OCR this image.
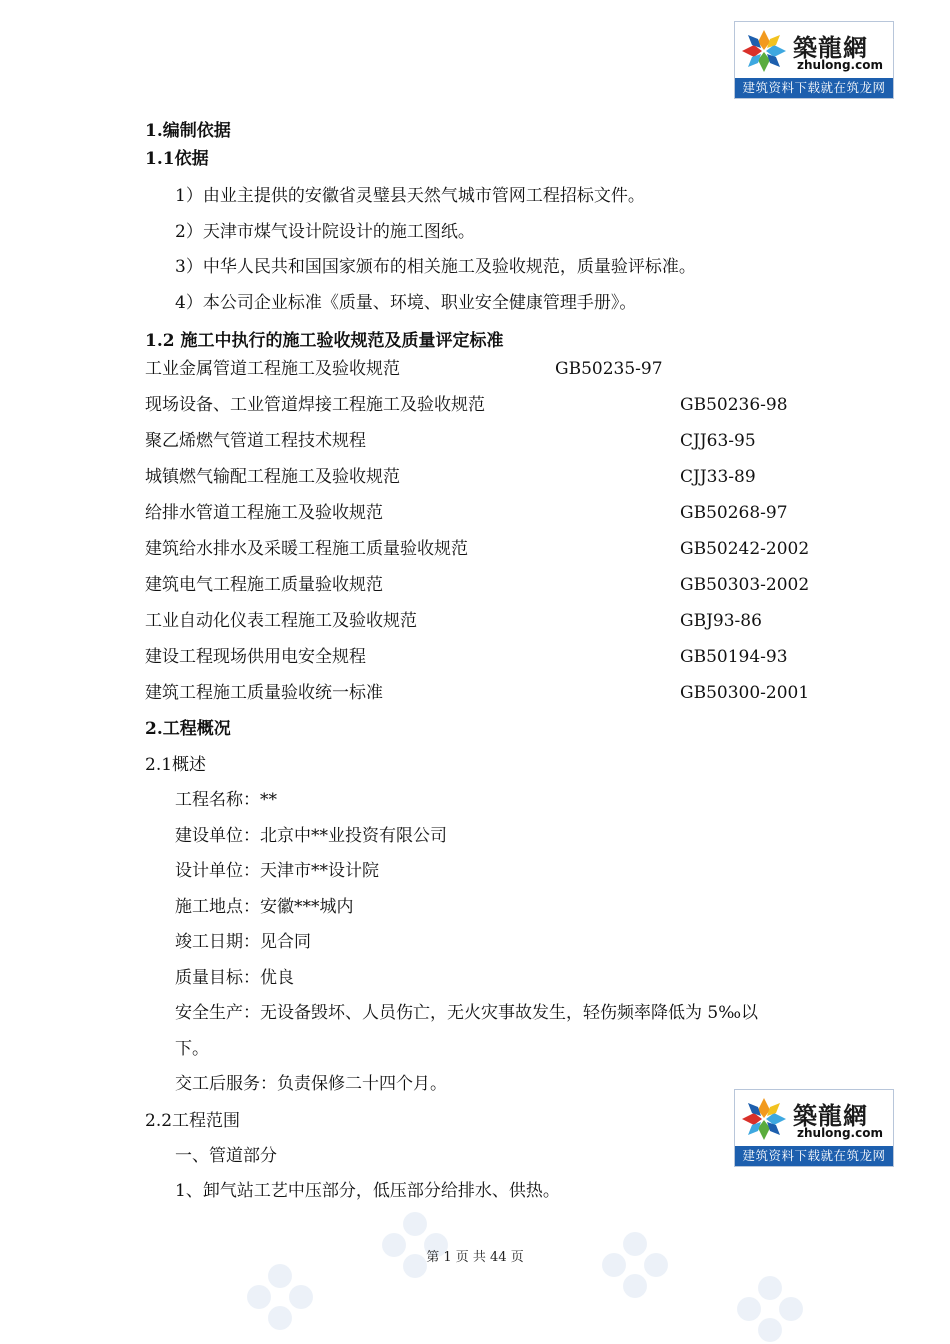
築龍網
zhulong.com
建筑资料下载就在筑龙网

1.编制依据

1.1依据

1）由业主提供的安徽省灵璧县天然气城市管网工程招标文件。

2）天津市煤气设计院设计的施工图纸。

3）中华人民共和国国家颁布的相关施工及验收规范，质量验评标准。

4）本公司企业标准《质量、环境、职业安全健康管理手册》。

1.2 施工中执行的施工验收规范及质量评定标准

工业金属管道工程施工及验收规范	GB50235-97
现场设备、工业管道焊接工程施工及验收规范	GB50236-98
聚乙烯燃气管道工程技术规程	CJJ63-95
城镇燃气输配工程施工及验收规范	CJJ33-89
给排水管道工程施工及验收规范	GB50268-97
建筑给水排水及采暖工程施工质量验收规范	GB50242-2002
建筑电气工程施工质量验收规范	GB50303-2002
工业自动化仪表工程施工及验收规范	GBJ93-86
建设工程现场供用电安全规程	GB50194-93
建筑工程施工质量验收统一标准	GB50300-2001

2.工程概况

2.1概述

工程名称：**

建设单位：北京中**业投资有限公司

设计单位：天津市**设计院

施工地点：安徽***城内

竣工日期：见合同

质量目标：优良

安全生产：无设备毁坏、人员伤亡，无火灾事故发生，轻伤频率降低为 5‰以

下。

交工后服务：负责保修二十四个月。

2.2工程范围

一、管道部分

1、卸气站工艺中压部分，低压部分给排水、供热。

築龍網
zhulong.com
建筑资料下载就在筑龙网
第 1 页 共 44 页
______
Quote the records in full and exactly; skip any image.

Response below:
OCR this image.
築龍網
zhulong.com
建筑资料下载就在筑龙网

1.编制依据

1.1依据

1）由业主提供的安徽省灵璧县天然气城市管网工程招标文件。

2）天津市煤气设计院设计的施工图纸。

3）中华人民共和国国家颁布的相关施工及验收规范，质量验评标准。

4）本公司企业标准《质量、环境、职业安全健康管理手册》。

1.2 施工中执行的施工验收规范及质量评定标准

工业金属管道工程施工及验收规范	GB50235-97
现场设备、工业管道焊接工程施工及验收规范	GB50236-98
聚乙烯燃气管道工程技术规程	CJJ63-95
城镇燃气输配工程施工及验收规范	CJJ33-89
给排水管道工程施工及验收规范	GB50268-97
建筑给水排水及采暖工程施工质量验收规范	GB50242-2002
建筑电气工程施工质量验收规范	GB50303-2002
工业自动化仪表工程施工及验收规范	GBJ93-86
建设工程现场供用电安全规程	GB50194-93
建筑工程施工质量验收统一标准	GB50300-2001

2.工程概况

2.1概述

工程名称：**

建设单位：北京中**业投资有限公司

设计单位：天津市**设计院

施工地点：安徽***城内

竣工日期：见合同

质量目标：优良

安全生产：无设备毁坏、人员伤亡，无火灾事故发生，轻伤频率降低为 5‰以

下。

交工后服务：负责保修二十四个月。

2.2工程范围

一、管道部分

1、卸气站工艺中压部分，低压部分给排水、供热。

築龍網
zhulong.com
建筑资料下载就在筑龙网
第 1 页 共 44 页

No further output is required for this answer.